■ WHAT TO WORK ON ■
Your task is to transcribe all of the records exactly and leave out the pictures.

-*-

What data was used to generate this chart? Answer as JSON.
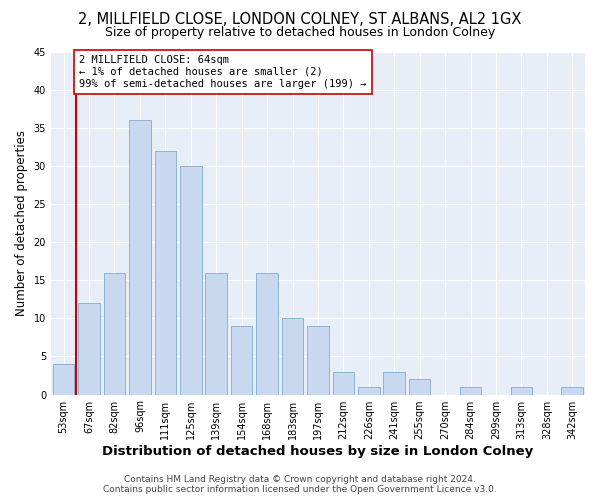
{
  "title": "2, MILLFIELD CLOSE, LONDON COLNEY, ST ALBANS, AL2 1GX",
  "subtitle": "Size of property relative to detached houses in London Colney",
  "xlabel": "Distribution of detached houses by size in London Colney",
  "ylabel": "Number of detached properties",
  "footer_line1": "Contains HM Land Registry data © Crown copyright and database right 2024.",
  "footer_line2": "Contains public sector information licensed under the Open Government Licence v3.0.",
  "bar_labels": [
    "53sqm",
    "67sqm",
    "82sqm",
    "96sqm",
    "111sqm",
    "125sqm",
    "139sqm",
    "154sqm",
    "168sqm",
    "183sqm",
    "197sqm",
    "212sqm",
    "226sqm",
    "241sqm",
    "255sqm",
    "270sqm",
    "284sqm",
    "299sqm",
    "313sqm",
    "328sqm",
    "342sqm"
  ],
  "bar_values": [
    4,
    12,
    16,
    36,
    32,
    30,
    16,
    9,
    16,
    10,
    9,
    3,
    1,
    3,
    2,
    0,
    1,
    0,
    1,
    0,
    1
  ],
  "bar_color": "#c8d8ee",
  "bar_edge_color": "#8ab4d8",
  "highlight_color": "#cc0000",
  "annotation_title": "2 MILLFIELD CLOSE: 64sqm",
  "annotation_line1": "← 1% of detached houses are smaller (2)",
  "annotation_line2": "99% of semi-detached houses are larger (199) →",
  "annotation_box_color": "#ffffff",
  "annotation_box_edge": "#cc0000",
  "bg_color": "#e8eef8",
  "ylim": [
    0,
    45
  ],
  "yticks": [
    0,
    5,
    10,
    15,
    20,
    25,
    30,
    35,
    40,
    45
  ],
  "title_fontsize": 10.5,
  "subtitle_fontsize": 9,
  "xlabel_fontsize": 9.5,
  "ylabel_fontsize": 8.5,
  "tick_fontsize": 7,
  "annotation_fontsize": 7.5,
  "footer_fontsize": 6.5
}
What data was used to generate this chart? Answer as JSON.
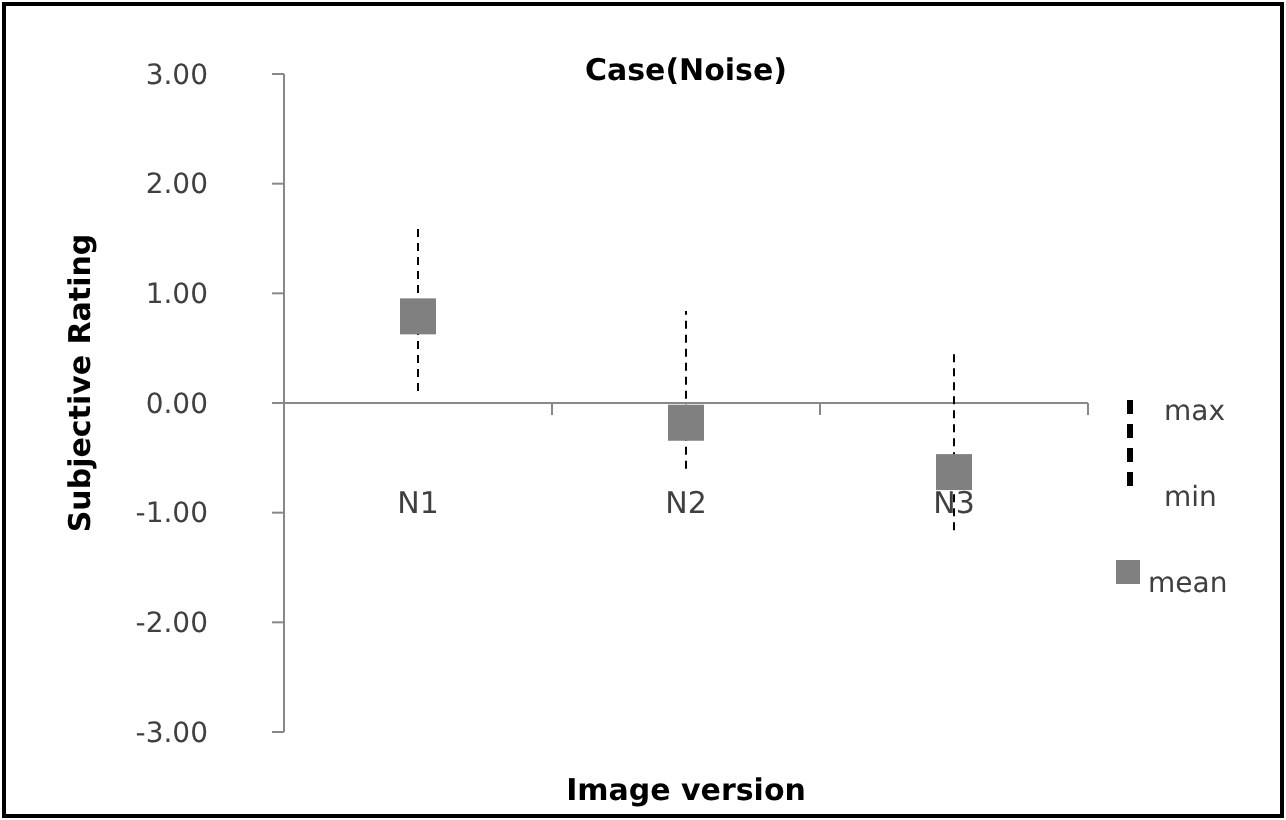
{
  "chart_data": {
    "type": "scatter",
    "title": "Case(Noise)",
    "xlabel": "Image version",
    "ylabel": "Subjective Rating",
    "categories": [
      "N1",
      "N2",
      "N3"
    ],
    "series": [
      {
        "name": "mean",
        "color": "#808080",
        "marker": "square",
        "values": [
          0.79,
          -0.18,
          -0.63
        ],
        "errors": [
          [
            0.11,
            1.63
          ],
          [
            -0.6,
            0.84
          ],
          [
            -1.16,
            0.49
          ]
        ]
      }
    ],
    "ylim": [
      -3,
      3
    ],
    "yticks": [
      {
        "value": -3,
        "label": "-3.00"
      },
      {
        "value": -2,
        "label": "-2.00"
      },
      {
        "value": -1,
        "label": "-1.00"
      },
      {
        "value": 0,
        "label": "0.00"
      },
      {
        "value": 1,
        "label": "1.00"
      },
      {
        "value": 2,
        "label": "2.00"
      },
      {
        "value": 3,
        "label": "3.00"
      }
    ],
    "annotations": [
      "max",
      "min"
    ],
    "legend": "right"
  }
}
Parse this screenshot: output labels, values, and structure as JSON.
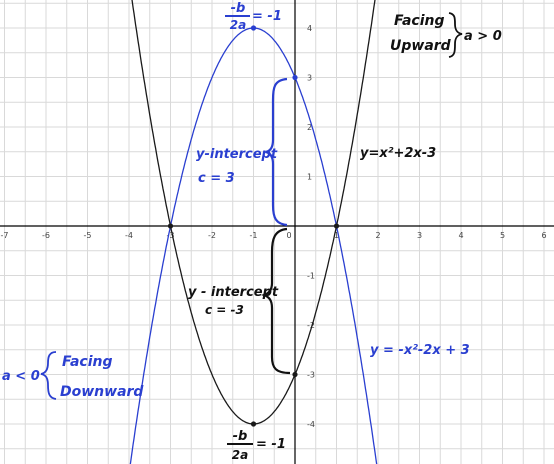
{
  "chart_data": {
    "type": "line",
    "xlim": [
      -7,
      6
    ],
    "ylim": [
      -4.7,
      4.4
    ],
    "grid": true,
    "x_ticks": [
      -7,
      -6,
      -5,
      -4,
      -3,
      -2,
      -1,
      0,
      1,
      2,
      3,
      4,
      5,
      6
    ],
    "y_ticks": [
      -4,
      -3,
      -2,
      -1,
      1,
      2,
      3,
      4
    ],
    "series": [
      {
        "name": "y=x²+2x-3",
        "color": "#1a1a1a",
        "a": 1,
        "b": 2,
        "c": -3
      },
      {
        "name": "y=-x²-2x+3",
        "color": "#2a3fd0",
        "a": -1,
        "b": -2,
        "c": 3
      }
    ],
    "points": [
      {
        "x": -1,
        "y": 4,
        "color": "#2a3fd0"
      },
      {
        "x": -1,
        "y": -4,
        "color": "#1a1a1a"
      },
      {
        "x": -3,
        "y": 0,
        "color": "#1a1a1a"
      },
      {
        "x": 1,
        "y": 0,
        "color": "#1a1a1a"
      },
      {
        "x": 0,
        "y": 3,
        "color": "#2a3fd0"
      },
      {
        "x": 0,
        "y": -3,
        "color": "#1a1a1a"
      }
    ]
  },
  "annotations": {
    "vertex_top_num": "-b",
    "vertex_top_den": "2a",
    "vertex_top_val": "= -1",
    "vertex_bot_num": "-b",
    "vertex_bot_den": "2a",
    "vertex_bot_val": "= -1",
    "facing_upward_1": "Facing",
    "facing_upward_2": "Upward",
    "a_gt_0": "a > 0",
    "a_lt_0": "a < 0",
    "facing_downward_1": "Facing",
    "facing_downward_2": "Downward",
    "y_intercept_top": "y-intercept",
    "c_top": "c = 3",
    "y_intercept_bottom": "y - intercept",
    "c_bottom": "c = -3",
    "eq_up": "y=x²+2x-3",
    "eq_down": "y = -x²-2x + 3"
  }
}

-*-

■ WORKED SOLUTION ■
What data was used to generate this chart? Answer as JSON.
{
  "title": "2, MILLFIELD CLOSE, LONDON COLNEY, ST ALBANS, AL2 1GX",
  "subtitle": "Size of property relative to detached houses in London Colney",
  "xlabel": "Distribution of detached houses by size in London Colney",
  "ylabel": "Number of detached properties",
  "footer_line1": "Contains HM Land Registry data © Crown copyright and database right 2024.",
  "footer_line2": "Contains public sector information licensed under the Open Government Licence v3.0.",
  "bar_labels": [
    "53sqm",
    "67sqm",
    "82sqm",
    "96sqm",
    "111sqm",
    "125sqm",
    "139sqm",
    "154sqm",
    "168sqm",
    "183sqm",
    "197sqm",
    "212sqm",
    "226sqm",
    "241sqm",
    "255sqm",
    "270sqm",
    "284sqm",
    "299sqm",
    "313sqm",
    "328sqm",
    "342sqm"
  ],
  "bar_values": [
    4,
    12,
    16,
    36,
    32,
    30,
    16,
    9,
    16,
    10,
    9,
    3,
    1,
    3,
    2,
    0,
    1,
    0,
    1,
    0,
    1
  ],
  "bar_color": "#c8d8ee",
  "bar_edge_color": "#8ab4d8",
  "highlight_color": "#cc0000",
  "annotation_title": "2 MILLFIELD CLOSE: 64sqm",
  "annotation_line1": "← 1% of detached houses are smaller (2)",
  "annotation_line2": "99% of semi-detached houses are larger (199) →",
  "annotation_box_color": "#ffffff",
  "annotation_box_edge": "#cc0000",
  "bg_color": "#e8eef8",
  "ylim": [
    0,
    45
  ],
  "yticks": [
    0,
    5,
    10,
    15,
    20,
    25,
    30,
    35,
    40,
    45
  ],
  "title_fontsize": 10.5,
  "subtitle_fontsize": 9,
  "xlabel_fontsize": 9.5,
  "ylabel_fontsize": 8.5,
  "tick_fontsize": 7,
  "annotation_fontsize": 7.5,
  "footer_fontsize": 6.5
}
What data was used to generate this chart? Answer as JSON.
{
  "chart_data": {
    "type": "scatter",
    "title": "Case(Noise)",
    "xlabel": "Image version",
    "ylabel": "Subjective Rating",
    "categories": [
      "N1",
      "N2",
      "N3"
    ],
    "series": [
      {
        "name": "mean",
        "color": "#808080",
        "marker": "square",
        "values": [
          0.79,
          -0.18,
          -0.63
        ],
        "errors": [
          [
            0.11,
            1.63
          ],
          [
            -0.6,
            0.84
          ],
          [
            -1.16,
            0.49
          ]
        ]
      }
    ],
    "ylim": [
      -3,
      3
    ],
    "yticks": [
      {
        "value": -3,
        "label": "-3.00"
      },
      {
        "value": -2,
        "label": "-2.00"
      },
      {
        "value": -1,
        "label": "-1.00"
      },
      {
        "value": 0,
        "label": "0.00"
      },
      {
        "value": 1,
        "label": "1.00"
      },
      {
        "value": 2,
        "label": "2.00"
      },
      {
        "value": 3,
        "label": "3.00"
      }
    ],
    "annotations": [
      "max",
      "min"
    ],
    "legend": "right"
  }
}
Parse this screenshot: output labels, values, and structure as JSON.
{
  "chart_data": {
    "type": "line",
    "xlim": [
      -7,
      6
    ],
    "ylim": [
      -4.7,
      4.4
    ],
    "grid": true,
    "x_ticks": [
      -7,
      -6,
      -5,
      -4,
      -3,
      -2,
      -1,
      0,
      1,
      2,
      3,
      4,
      5,
      6
    ],
    "y_ticks": [
      -4,
      -3,
      -2,
      -1,
      1,
      2,
      3,
      4
    ],
    "series": [
      {
        "name": "y=x²+2x-3",
        "color": "#1a1a1a",
        "a": 1,
        "b": 2,
        "c": -3
      },
      {
        "name": "y=-x²-2x+3",
        "color": "#2a3fd0",
        "a": -1,
        "b": -2,
        "c": 3
      }
    ],
    "points": [
      {
        "x": -1,
        "y": 4,
        "color": "#2a3fd0"
      },
      {
        "x": -1,
        "y": -4,
        "color": "#1a1a1a"
      },
      {
        "x": -3,
        "y": 0,
        "color": "#1a1a1a"
      },
      {
        "x": 1,
        "y": 0,
        "color": "#1a1a1a"
      },
      {
        "x": 0,
        "y": 3,
        "color": "#2a3fd0"
      },
      {
        "x": 0,
        "y": -3,
        "color": "#1a1a1a"
      }
    ]
  },
  "annotations": {
    "vertex_top_num": "-b",
    "vertex_top_den": "2a",
    "vertex_top_val": "= -1",
    "vertex_bot_num": "-b",
    "vertex_bot_den": "2a",
    "vertex_bot_val": "= -1",
    "facing_upward_1": "Facing",
    "facing_upward_2": "Upward",
    "a_gt_0": "a > 0",
    "a_lt_0": "a < 0",
    "facing_downward_1": "Facing",
    "facing_downward_2": "Downward",
    "y_intercept_top": "y-intercept",
    "c_top": "c = 3",
    "y_intercept_bottom": "y - intercept",
    "c_bottom": "c = -3",
    "eq_up": "y=x²+2x-3",
    "eq_down": "y = -x²-2x + 3"
  }
}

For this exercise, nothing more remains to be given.